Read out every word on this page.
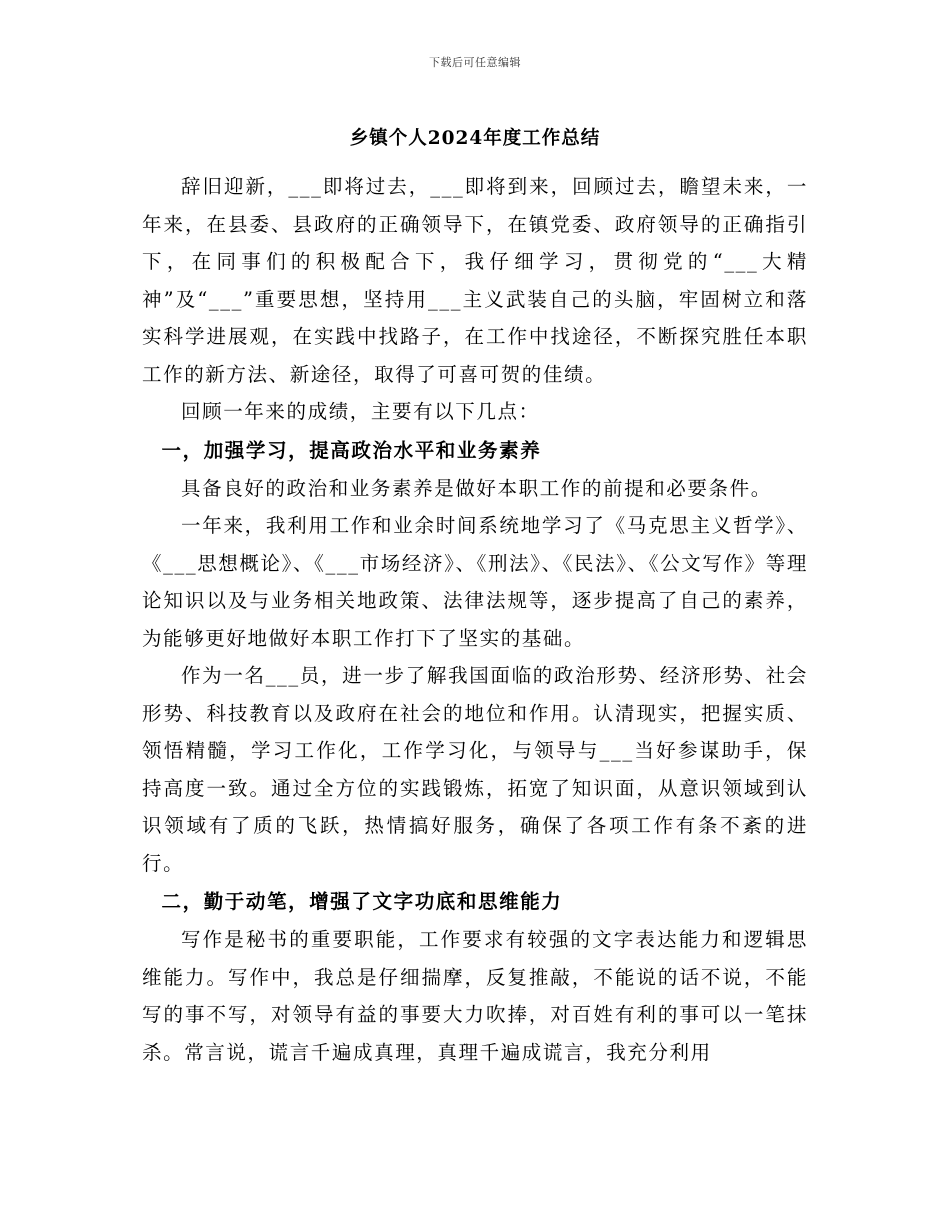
下载后可任意编辑
乡镇个人2024年度工作总结

辞旧迎新，___即将过去，___即将到来，回顾过去，瞻望未来，一年来，在县委、县政府的正确领导下，在镇党委、政府领导的正确指引下，在同事们的积极配合下，我仔细学习，贯彻党的“___大精神”及“___”重要思想，坚持用___主义武装自己的头脑，牢固树立和落实科学进展观，在实践中找路子，在工作中找途径，不断探究胜任本职工作的新方法、新途径，取得了可喜可贺的佳绩。

回顾一年来的成绩，主要有以下几点：

一，加强学习，提高政治水平和业务素养

具备良好的政治和业务素养是做好本职工作的前提和必要条件。

一年来，我利用工作和业余时间系统地学习了《马克思主义哲学》、《___思想概论》、《___市场经济》、《刑法》、《民法》、《公文写作》等理论知识以及与业务相关地政策、法律法规等，逐步提高了自己的素养，为能够更好地做好本职工作打下了坚实的基础。

作为一名___员，进一步了解我国面临的政治形势、经济形势、社会形势、科技教育以及政府在社会的地位和作用。认清现实，把握实质、领悟精髓，学习工作化，工作学习化，与领导与___当好参谋助手，保持高度一致。通过全方位的实践锻炼，拓宽了知识面，从意识领域到认识领域有了质的飞跃，热情搞好服务，确保了各项工作有条不紊的进行。

二，勤于动笔，增强了文字功底和思维能力

写作是秘书的重要职能，工作要求有较强的文字表达能力和逻辑思维能力。写作中，我总是仔细揣摩，反复推敲，不能说的话不说，不能写的事不写，对领导有益的事要大力吹捧，对百姓有利的事可以一笔抹杀。常言说，谎言千遍成真理，真理千遍成谎言，我充分利用
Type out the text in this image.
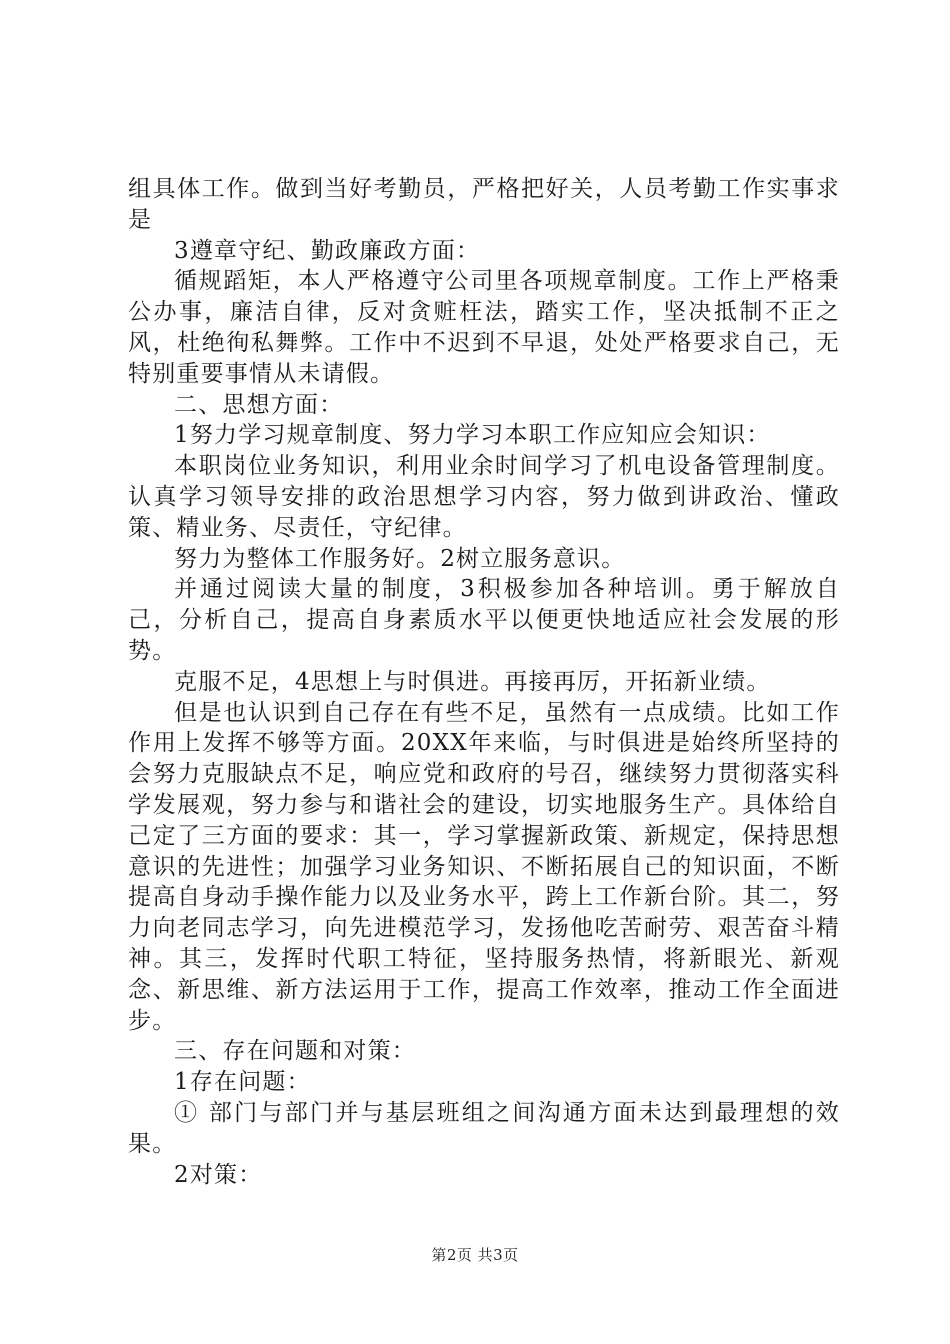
组具体工作。做到当好考勤员，严格把好关，人员考勤工作实事求是

3遵章守纪、勤政廉政方面：

循规蹈矩，本人严格遵守公司里各项规章制度。工作上严格秉公办事，廉洁自律，反对贪赃枉法，踏实工作，坚决抵制不正之风，杜绝徇私舞弊。工作中不迟到不早退，处处严格要求自己，无特别重要事情从未请假。

二、思想方面：

1努力学习规章制度、努力学习本职工作应知应会知识：

本职岗位业务知识，利用业余时间学习了机电设备管理制度。认真学习领导安排的政治思想学习内容，努力做到讲政治、懂政策、精业务、尽责任，守纪律。

努力为整体工作服务好。2树立服务意识。

并通过阅读大量的制度，3积极参加各种培训。勇于解放自己，分析自己，提高自身素质水平以便更快地适应社会发展的形势。

克服不足，4思想上与时俱进。再接再厉，开拓新业绩。

但是也认识到自己存在有些不足，虽然有一点成绩。比如工作作用上发挥不够等方面。20XX年来临，与时俱进是始终所坚持的会努力克服缺点不足，响应党和政府的号召，继续努力贯彻落实科学发展观，努力参与和谐社会的建设，切实地服务生产。具体给自己定了三方面的要求：其一，学习掌握新政策、新规定，保持思想意识的先进性；加强学习业务知识、不断拓展自己的知识面，不断提高自身动手操作能力以及业务水平，跨上工作新台阶。其二，努力向老同志学习，向先进模范学习，发扬他吃苦耐劳、艰苦奋斗精神。其三，发挥时代职工特征，坚持服务热情，将新眼光、新观念、新思维、新方法运用于工作，提高工作效率，推动工作全面进步。

三、存在问题和对策：

1存在问题：

① 部门与部门并与基层班组之间沟通方面未达到最理想的效果。

2对策：

第2页 共3页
· · · · ·
> _EXERCISE AIM_:
Print all of the entries word for word. Skip any images they contain.

> _EXPECTED ANSWER_:
Read out every word on this page.
下载后可任意编辑
乡镇个人2024年度工作总结

辞旧迎新，___即将过去，___即将到来，回顾过去，瞻望未来，一年来，在县委、县政府的正确领导下，在镇党委、政府领导的正确指引下，在同事们的积极配合下，我仔细学习，贯彻党的“___大精神”及“___”重要思想，坚持用___主义武装自己的头脑，牢固树立和落实科学进展观，在实践中找路子，在工作中找途径，不断探究胜任本职工作的新方法、新途径，取得了可喜可贺的佳绩。

回顾一年来的成绩，主要有以下几点：

一，加强学习，提高政治水平和业务素养

具备良好的政治和业务素养是做好本职工作的前提和必要条件。

一年来，我利用工作和业余时间系统地学习了《马克思主义哲学》、《___思想概论》、《___市场经济》、《刑法》、《民法》、《公文写作》等理论知识以及与业务相关地政策、法律法规等，逐步提高了自己的素养，为能够更好地做好本职工作打下了坚实的基础。

作为一名___员，进一步了解我国面临的政治形势、经济形势、社会形势、科技教育以及政府在社会的地位和作用。认清现实，把握实质、领悟精髓，学习工作化，工作学习化，与领导与___当好参谋助手，保持高度一致。通过全方位的实践锻炼，拓宽了知识面，从意识领域到认识领域有了质的飞跃，热情搞好服务，确保了各项工作有条不紊的进行。

二，勤于动笔，增强了文字功底和思维能力

写作是秘书的重要职能，工作要求有较强的文字表达能力和逻辑思维能力。写作中，我总是仔细揣摩，反复推敲，不能说的话不说，不能写的事不写，对领导有益的事要大力吹捧，对百姓有利的事可以一笔抹杀。常言说，谎言千遍成真理，真理千遍成谎言，我充分利用
Type out the text in this image.
组具体工作。做到当好考勤员，严格把好关，人员考勤工作实事求是

3遵章守纪、勤政廉政方面：

循规蹈矩，本人严格遵守公司里各项规章制度。工作上严格秉公办事，廉洁自律，反对贪赃枉法，踏实工作，坚决抵制不正之风，杜绝徇私舞弊。工作中不迟到不早退，处处严格要求自己，无特别重要事情从未请假。

二、思想方面：

1努力学习规章制度、努力学习本职工作应知应会知识：

本职岗位业务知识，利用业余时间学习了机电设备管理制度。认真学习领导安排的政治思想学习内容，努力做到讲政治、懂政策、精业务、尽责任，守纪律。

努力为整体工作服务好。2树立服务意识。

并通过阅读大量的制度，3积极参加各种培训。勇于解放自己，分析自己，提高自身素质水平以便更快地适应社会发展的形势。

克服不足，4思想上与时俱进。再接再厉，开拓新业绩。

但是也认识到自己存在有些不足，虽然有一点成绩。比如工作作用上发挥不够等方面。20XX年来临，与时俱进是始终所坚持的会努力克服缺点不足，响应党和政府的号召，继续努力贯彻落实科学发展观，努力参与和谐社会的建设，切实地服务生产。具体给自己定了三方面的要求：其一，学习掌握新政策、新规定，保持思想意识的先进性；加强学习业务知识、不断拓展自己的知识面，不断提高自身动手操作能力以及业务水平，跨上工作新台阶。其二，努力向老同志学习，向先进模范学习，发扬他吃苦耐劳、艰苦奋斗精神。其三，发挥时代职工特征，坚持服务热情，将新眼光、新观念、新思维、新方法运用于工作，提高工作效率，推动工作全面进步。

三、存在问题和对策：

1存在问题：

① 部门与部门并与基层班组之间沟通方面未达到最理想的效果。

2对策：

第2页 共3页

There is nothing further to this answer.